# START OF MATERIAL SHOWN
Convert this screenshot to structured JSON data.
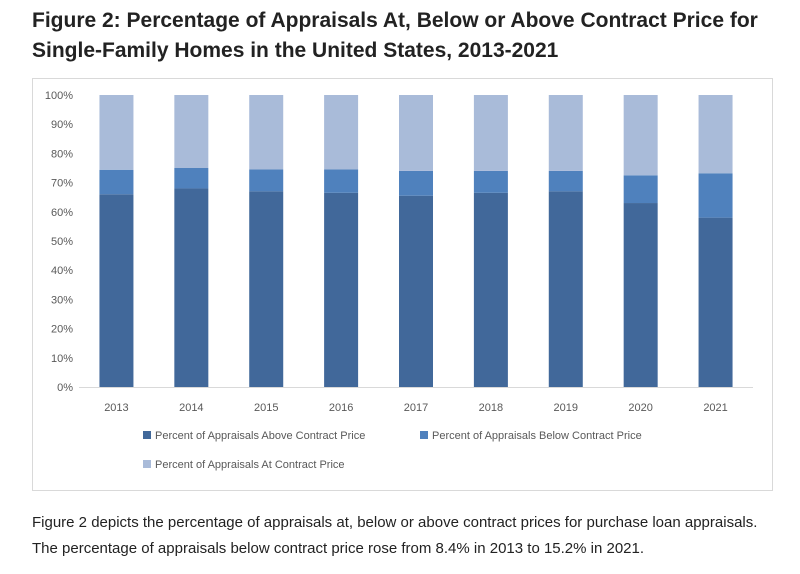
{
  "figure": {
    "title": "Figure 2: Percentage of Appraisals At, Below or Above Contract Price for Single-Family Homes in the United States, 2013-2021",
    "caption": "Figure 2 depicts the percentage of appraisals at, below or above contract prices for purchase loan appraisals. The percentage of appraisals below contract price rose from 8.4% in 2013 to 15.2% in 2021."
  },
  "chart_data": {
    "type": "bar",
    "stacked": true,
    "title": "",
    "xlabel": "",
    "ylabel": "",
    "ylim": [
      0,
      100
    ],
    "y_ticks": [
      "0%",
      "10%",
      "20%",
      "30%",
      "40%",
      "50%",
      "60%",
      "70%",
      "80%",
      "90%",
      "100%"
    ],
    "grid": false,
    "legend_position": "bottom",
    "categories": [
      "2013",
      "2014",
      "2015",
      "2016",
      "2017",
      "2018",
      "2019",
      "2020",
      "2021"
    ],
    "series": [
      {
        "name": "Percent of Appraisals Above Contract Price",
        "color": "#41689a",
        "values": [
          66.0,
          68.0,
          67.0,
          66.5,
          65.5,
          66.5,
          67.0,
          63.0,
          58.0
        ]
      },
      {
        "name": "Percent of Appraisals Below Contract Price",
        "color": "#4f81bd",
        "values": [
          8.4,
          7.0,
          7.5,
          8.0,
          8.5,
          7.5,
          7.0,
          9.5,
          15.2
        ]
      },
      {
        "name": "Percent of Appraisals At Contract Price",
        "color": "#a9bbd9",
        "values": [
          25.6,
          25.0,
          25.5,
          25.5,
          26.0,
          26.0,
          26.0,
          27.5,
          26.8
        ]
      }
    ]
  }
}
# END OF MATERIAL SHOWN
→ **TASK**
Locate the word "title" in the data above. Copy every line carrying it.

→ **RESULT**
    "title": "Figure 2: Percentage of Appraisals At, Below or Above Contract Price for Single-Family Homes in the United States, 2013-2021",
    "title": "",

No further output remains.